TASK PROMPT: The listing below is to be output in its exact form.

:::::

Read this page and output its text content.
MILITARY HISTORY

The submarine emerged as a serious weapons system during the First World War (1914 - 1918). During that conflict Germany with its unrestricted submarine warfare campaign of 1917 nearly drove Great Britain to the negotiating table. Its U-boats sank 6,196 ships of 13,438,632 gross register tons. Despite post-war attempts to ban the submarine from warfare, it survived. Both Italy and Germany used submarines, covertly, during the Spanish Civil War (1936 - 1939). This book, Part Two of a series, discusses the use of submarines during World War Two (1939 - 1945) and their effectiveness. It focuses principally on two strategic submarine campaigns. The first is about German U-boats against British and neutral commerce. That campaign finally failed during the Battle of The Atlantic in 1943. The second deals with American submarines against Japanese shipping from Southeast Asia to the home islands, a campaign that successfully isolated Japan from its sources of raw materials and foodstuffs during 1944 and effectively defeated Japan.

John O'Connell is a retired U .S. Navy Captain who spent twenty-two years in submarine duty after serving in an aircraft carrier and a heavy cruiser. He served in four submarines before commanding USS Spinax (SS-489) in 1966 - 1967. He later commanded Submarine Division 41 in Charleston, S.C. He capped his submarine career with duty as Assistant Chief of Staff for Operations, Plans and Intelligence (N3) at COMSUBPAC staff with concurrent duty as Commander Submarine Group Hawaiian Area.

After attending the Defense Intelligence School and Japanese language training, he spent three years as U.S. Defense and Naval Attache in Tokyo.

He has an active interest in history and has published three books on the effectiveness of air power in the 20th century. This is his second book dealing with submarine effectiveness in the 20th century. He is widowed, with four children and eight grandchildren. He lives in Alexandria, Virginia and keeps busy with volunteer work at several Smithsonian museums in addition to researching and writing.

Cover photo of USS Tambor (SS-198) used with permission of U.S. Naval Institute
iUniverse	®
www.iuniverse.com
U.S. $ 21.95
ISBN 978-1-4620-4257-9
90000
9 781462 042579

:::::

EXERCISE OUTPUT:
Read this page and output its text content.
MILITARY HISTORY

The submarine emerged as a serious weapons system during the First World War (1914 - 1918). During that conflict Germany with its unrestricted submarine warfare campaign of 1917 nearly drove Great Britain to the negotiating table. Its U-boats sank 6,196 ships of 13,438,632 gross register tons. Despite post-war attempts to ban the submarine from warfare, it survived. Both Italy and Germany used submarines, covertly, during the Spanish Civil War (1936 - 1939). This book, Part Two of a series, discusses the use of submarines during World War Two (1939 - 1945) and their effectiveness. It focuses principally on two strategic submarine campaigns. The first is about German U-boats against British and neutral commerce. That campaign finally failed during the Battle of The Atlantic in 1943. The second deals with American submarines against Japanese shipping from Southeast Asia to the home islands, a campaign that successfully isolated Japan from its sources of raw materials and foodstuffs during 1944 and effectively defeated Japan.

John O'Connell is a retired U .S. Navy Captain who spent twenty-two years in submarine duty after serving in an aircraft carrier and a heavy cruiser. He served in four submarines before commanding USS Spinax (SS-489) in 1966 - 1967. He later commanded Submarine Division 41 in Charleston, S.C. He capped his submarine career with duty as Assistant Chief of Staff for Operations, Plans and Intelligence (N3) at COMSUBPAC staff with concurrent duty as Commander Submarine Group Hawaiian Area.

After attending the Defense Intelligence School and Japanese language training, he spent three years as U.S. Defense and Naval Attache in Tokyo.

He has an active interest in history and has published three books on the effectiveness of air power in the 20th century. This is his second book dealing with submarine effectiveness in the 20th century. He is widowed, with four children and eight grandchildren. He lives in Alexandria, Virginia and keeps busy with volunteer work at several Smithsonian museums in addition to researching and writing.

Cover photo of USS Tambor (SS-198) used with permission of U.S. Naval Institute
iUniverse	®
www.iuniverse.com
U.S. $ 21.95
ISBN 978-1-4620-4257-9
90000
9 781462 042579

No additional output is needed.